| TEXT SEGMENT |
»»
Why in C does taking input using int format to a char change the value of another char variable?

Question

I took input in "%d" format into a character using scanf() because I didn't want more than 8 bits. But doing so changed the value of another char variable.

Code:

#include <stdio.h>
int main() {
        char a;
        char b;
        printf("Enter a: ");
        scanf("%c", &a);
        printf("a = %c\n", a);
        printf("Enter b: ");
        scanf("%d", &b);
        printf("\na = %d\n", a);
        printf("b = %d\n", b);
}

Output:

Enter a: c
a = c
Enter b: 56

a = 0
b = 56

Screenshot

Answer 1

scanf reads data from stdin and stores them according to the parameter format into the locations pointed by the additional arguments.

scanf("%d", &b);

With %d you are storing an integer into the char variable that can not hold an integer. the Variable now grows into the other variable in stack above it.
««
| RECORD SET |
»»
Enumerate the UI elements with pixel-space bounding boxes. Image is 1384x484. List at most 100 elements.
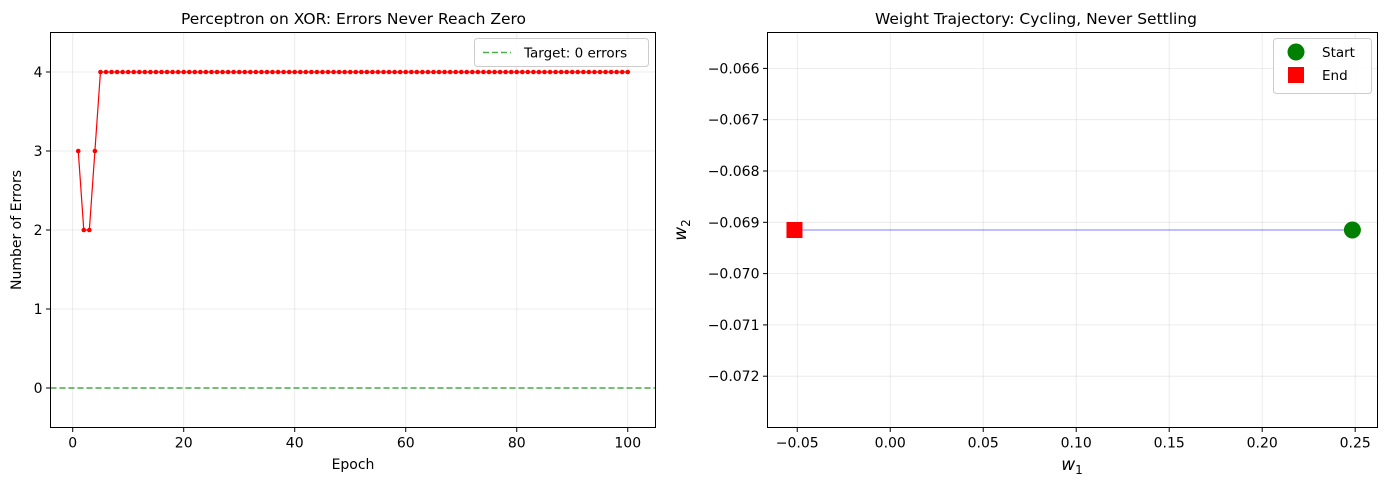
««
»»
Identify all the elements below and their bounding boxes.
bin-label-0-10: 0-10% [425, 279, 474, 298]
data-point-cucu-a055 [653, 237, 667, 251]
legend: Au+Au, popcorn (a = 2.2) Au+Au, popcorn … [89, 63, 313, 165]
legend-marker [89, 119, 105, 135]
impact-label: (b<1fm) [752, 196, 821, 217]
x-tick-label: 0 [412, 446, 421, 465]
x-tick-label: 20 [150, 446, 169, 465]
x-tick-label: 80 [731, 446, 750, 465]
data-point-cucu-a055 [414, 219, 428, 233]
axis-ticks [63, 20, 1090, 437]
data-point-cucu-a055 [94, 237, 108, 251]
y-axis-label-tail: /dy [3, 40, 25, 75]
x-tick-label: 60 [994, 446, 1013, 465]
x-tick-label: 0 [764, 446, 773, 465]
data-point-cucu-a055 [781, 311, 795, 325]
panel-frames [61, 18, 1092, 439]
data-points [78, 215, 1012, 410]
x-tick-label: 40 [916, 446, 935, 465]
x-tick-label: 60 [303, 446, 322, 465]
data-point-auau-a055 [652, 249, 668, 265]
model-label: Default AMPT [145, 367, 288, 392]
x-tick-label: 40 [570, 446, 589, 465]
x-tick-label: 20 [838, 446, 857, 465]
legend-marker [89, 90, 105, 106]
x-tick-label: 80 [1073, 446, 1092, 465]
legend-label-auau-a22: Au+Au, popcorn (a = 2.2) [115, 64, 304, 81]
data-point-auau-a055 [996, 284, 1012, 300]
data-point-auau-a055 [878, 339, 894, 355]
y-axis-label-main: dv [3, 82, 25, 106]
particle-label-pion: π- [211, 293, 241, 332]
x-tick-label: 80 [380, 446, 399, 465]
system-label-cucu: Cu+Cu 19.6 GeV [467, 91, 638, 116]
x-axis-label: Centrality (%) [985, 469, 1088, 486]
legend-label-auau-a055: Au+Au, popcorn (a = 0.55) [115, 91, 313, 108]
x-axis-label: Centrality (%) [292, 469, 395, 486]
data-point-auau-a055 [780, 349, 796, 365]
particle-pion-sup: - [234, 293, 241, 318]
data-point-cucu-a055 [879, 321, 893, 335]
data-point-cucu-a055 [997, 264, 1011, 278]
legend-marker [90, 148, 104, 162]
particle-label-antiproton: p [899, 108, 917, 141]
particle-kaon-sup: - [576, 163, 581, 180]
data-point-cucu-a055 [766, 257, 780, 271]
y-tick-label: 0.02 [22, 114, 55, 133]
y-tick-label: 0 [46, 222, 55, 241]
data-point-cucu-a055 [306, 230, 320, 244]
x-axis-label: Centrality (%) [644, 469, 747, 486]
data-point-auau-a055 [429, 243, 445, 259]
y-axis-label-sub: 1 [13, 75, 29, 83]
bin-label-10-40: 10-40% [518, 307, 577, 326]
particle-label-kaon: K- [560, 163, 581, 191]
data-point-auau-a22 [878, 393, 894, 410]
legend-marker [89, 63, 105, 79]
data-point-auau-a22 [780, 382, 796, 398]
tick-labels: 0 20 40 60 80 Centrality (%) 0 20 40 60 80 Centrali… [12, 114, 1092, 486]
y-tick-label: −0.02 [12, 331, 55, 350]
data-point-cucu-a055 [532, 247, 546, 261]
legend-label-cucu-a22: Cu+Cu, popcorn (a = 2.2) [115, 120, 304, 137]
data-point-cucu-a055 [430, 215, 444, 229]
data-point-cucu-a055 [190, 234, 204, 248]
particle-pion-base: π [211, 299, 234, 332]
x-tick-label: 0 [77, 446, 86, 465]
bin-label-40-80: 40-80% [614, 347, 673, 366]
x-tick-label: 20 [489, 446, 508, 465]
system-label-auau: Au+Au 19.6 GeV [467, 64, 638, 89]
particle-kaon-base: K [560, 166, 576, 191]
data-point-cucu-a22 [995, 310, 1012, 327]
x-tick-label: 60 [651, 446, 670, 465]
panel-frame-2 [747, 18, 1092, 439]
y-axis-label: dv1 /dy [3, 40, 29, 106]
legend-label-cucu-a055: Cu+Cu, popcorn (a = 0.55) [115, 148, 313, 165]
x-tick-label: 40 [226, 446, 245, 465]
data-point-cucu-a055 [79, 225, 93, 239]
««
»»
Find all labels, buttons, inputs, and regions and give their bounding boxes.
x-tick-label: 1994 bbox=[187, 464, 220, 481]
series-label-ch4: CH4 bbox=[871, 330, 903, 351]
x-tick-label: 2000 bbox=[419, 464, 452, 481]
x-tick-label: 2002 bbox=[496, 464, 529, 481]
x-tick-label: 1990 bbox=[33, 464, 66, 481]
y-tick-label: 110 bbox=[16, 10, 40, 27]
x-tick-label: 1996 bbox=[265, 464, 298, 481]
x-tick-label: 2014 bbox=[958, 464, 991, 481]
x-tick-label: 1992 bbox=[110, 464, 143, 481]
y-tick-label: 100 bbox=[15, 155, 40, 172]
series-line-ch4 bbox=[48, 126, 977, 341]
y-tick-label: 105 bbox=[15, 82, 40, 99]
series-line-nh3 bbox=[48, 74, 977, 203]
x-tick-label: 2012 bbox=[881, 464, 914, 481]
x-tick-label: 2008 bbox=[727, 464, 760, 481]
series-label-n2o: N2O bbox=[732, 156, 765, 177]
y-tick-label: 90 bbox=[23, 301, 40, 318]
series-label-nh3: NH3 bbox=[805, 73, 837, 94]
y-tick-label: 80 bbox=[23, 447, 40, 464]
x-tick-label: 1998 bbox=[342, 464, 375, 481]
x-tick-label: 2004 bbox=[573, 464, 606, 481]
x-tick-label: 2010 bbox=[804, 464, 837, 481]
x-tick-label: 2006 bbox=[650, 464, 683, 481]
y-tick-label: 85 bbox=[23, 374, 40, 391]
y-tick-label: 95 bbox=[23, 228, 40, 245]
««
| WHAT THIS EXERCISE ASKS |
• a. In the forum thread about C input, what value does the output show for a after 56 is entered for b?
• b. From the records, copy the lines from the one containing "Identify all the" through the one containing "axis-ticks [63, 20, 1090, 437]", both included, and reproduce them unchanged.

| RESULTS IN ORDER |
• a. a = 0

• b.
Identify all the elements below and their bounding boxes.
bin-label-0-10: 0-10% [425, 279, 474, 298]
data-point-cucu-a055 [653, 237, 667, 251]
legend: Au+Au, popcorn (a = 2.2) Au+Au, popcorn … [89, 63, 313, 165]
legend-marker [89, 119, 105, 135]
impact-label: (b<1fm) [752, 196, 821, 217]
x-tick-label: 0 [412, 446, 421, 465]
x-tick-label: 20 [150, 446, 169, 465]
x-tick-label: 80 [731, 446, 750, 465]
data-point-cucu-a055 [414, 219, 428, 233]
axis-ticks [63, 20, 1090, 437]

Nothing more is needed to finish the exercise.